### Excerpted records

--- BEGIN ---

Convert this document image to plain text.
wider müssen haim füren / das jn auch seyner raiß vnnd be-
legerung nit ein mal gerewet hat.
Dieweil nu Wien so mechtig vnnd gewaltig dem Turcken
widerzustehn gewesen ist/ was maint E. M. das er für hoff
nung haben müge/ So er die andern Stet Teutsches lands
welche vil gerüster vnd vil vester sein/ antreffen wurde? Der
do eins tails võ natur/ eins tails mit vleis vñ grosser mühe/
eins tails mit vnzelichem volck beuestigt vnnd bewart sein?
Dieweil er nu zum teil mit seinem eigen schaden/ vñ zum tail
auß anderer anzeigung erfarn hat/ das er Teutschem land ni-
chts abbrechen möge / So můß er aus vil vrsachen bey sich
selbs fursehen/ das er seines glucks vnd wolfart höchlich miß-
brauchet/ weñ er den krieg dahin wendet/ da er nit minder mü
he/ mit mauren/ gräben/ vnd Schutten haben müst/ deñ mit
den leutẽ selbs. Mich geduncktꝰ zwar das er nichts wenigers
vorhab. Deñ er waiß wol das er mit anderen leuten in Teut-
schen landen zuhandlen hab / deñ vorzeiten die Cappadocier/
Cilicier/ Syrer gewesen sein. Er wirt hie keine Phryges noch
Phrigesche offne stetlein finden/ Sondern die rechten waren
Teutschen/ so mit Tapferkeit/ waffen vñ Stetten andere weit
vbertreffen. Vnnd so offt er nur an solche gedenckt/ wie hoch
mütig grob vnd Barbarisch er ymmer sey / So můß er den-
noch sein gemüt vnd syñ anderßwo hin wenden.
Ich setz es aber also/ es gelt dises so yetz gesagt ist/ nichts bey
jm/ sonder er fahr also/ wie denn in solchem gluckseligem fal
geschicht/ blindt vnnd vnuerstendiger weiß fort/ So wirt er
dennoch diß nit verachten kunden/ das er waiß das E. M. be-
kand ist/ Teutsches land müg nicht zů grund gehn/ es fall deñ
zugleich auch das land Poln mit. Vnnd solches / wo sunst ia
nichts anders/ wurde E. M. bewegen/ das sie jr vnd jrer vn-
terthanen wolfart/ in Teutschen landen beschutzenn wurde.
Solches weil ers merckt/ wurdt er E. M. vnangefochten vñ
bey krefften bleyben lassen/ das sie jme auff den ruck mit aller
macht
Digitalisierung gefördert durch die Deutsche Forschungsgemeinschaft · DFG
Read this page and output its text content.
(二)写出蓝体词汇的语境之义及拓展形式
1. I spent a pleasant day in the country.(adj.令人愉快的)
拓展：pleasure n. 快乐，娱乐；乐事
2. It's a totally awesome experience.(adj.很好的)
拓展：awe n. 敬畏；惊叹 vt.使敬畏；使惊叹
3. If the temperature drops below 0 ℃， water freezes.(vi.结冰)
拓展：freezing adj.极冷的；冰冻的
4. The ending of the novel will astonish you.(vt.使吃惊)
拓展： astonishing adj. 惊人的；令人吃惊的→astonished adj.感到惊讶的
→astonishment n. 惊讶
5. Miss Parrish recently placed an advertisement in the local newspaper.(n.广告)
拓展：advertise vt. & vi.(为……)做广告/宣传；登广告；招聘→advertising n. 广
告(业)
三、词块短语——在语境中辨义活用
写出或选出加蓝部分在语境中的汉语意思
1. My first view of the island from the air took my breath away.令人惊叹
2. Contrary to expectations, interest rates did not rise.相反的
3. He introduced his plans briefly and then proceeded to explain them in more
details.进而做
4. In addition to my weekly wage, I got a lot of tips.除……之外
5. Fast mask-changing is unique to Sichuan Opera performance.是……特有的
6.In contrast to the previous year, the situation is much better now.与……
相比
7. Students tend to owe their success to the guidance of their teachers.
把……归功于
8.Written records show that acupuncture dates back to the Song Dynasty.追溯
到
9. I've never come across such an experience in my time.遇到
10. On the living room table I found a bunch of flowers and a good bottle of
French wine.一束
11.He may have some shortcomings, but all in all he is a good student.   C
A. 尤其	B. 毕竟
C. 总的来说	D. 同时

--- END ---

### What the task requires
Where does the word "waiß" appear in the listing? List each line that holds it.

### Answer
vorhab. Deñ er waiß wol das er mit anderen leuten in Teut-
dennoch diß nit verachten kunden/ das er waiß das E. M. be-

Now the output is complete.